WHAT NEEDS TO BE DONE: Write the material out again exactly as it stands.

Data extracted from a collection:
----
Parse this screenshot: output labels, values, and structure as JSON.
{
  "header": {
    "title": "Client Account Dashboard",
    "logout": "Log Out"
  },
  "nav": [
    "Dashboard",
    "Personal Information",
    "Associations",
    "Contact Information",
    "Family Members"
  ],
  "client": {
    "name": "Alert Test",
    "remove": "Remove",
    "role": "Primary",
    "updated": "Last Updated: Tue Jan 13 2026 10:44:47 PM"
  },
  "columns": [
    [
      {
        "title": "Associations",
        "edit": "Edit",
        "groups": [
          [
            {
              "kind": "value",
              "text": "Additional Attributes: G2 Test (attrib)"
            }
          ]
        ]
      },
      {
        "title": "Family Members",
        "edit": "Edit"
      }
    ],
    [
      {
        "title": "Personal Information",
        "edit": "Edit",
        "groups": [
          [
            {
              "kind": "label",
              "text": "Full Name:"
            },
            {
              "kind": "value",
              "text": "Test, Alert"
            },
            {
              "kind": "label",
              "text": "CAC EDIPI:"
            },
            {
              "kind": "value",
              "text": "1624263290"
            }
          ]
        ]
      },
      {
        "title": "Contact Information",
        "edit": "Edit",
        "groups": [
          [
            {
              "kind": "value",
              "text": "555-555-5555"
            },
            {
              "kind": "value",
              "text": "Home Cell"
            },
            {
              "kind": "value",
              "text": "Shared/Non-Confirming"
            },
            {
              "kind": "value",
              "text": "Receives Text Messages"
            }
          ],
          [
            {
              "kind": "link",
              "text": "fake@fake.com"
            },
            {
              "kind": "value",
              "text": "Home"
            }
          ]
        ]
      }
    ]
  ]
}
----
ANSWER FOR THE TASK:
Parse this screenshot: output labels, values, and structure as JSON.
{
  "header": {
    "title": "Client Account Dashboard",
    "logout": "Log Out"
  },
  "nav": [
    "Dashboard",
    "Personal Information",
    "Associations",
    "Contact Information",
    "Family Members"
  ],
  "client": {
    "name": "Alert Test",
    "remove": "Remove",
    "role": "Primary",
    "updated": "Last Updated: Tue Jan 13 2026 10:44:47 PM"
  },
  "columns": [
    [
      {
        "title": "Associations",
        "edit": "Edit",
        "groups": [
          [
            {
              "kind": "value",
              "text": "Additional Attributes: G2 Test (attrib)"
            }
          ]
        ]
      },
      {
        "title": "Family Members",
        "edit": "Edit"
      }
    ],
    [
      {
        "title": "Personal Information",
        "edit": "Edit",
        "groups": [
          [
            {
              "kind": "label",
              "text": "Full Name:"
            },
            {
              "kind": "value",
              "text": "Test, Alert"
            },
            {
              "kind": "label",
              "text": "CAC EDIPI:"
            },
            {
              "kind": "value",
              "text": "1624263290"
            }
          ]
        ]
      },
      {
        "title": "Contact Information",
        "edit": "Edit",
        "groups": [
          [
            {
              "kind": "value",
              "text": "555-555-5555"
            },
            {
              "kind": "value",
              "text": "Home Cell"
            },
            {
              "kind": "value",
              "text": "Shared/Non-Confirming"
            },
            {
              "kind": "value",
              "text": "Receives Text Messages"
            }
          ],
          [
            {
              "kind": "link",
              "text": "fake@fake.com"
            },
            {
              "kind": "value",
              "text": "Home"
            }
          ]
        ]
      }
    ]
  ]
}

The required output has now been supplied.